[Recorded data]
===============
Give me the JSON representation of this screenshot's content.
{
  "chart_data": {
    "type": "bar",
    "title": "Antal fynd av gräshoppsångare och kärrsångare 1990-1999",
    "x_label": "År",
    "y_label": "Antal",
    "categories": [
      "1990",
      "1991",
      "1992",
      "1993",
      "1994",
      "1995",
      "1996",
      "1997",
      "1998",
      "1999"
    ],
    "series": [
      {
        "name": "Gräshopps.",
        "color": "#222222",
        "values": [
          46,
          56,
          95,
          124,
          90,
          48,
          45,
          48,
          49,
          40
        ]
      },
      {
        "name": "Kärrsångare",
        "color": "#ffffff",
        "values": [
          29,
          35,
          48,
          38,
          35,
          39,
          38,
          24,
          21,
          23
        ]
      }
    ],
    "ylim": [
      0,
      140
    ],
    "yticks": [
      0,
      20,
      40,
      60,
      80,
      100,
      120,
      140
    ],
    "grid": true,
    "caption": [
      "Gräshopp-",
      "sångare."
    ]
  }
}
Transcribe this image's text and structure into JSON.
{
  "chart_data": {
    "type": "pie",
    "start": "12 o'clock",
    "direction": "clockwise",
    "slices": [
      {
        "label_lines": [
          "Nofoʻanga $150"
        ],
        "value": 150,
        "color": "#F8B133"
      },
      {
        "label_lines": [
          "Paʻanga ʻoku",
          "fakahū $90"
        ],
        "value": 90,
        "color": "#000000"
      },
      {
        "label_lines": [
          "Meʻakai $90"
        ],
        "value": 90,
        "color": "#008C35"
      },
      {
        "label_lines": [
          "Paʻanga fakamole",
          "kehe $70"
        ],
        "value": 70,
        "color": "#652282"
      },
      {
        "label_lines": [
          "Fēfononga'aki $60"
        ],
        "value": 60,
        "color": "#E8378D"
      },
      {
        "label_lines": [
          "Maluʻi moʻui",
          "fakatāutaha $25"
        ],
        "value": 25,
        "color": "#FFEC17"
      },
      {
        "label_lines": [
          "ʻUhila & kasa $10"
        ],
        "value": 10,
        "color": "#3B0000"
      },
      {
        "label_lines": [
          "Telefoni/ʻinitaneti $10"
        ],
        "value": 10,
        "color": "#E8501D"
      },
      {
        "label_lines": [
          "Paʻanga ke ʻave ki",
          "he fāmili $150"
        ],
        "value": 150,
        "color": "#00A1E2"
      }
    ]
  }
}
===============
Scan the records above for the string "color", then select every line that holds it.

=== Task output ===
        "color": "#222222",
        "color": "#ffffff",
        "color": "#F8B133"
        "color": "#000000"
        "color": "#008C35"
        "color": "#652282"
        "color": "#E8378D"
        "color": "#FFEC17"
        "color": "#3B0000"
        "color": "#E8501D"
        "color": "#00A1E2"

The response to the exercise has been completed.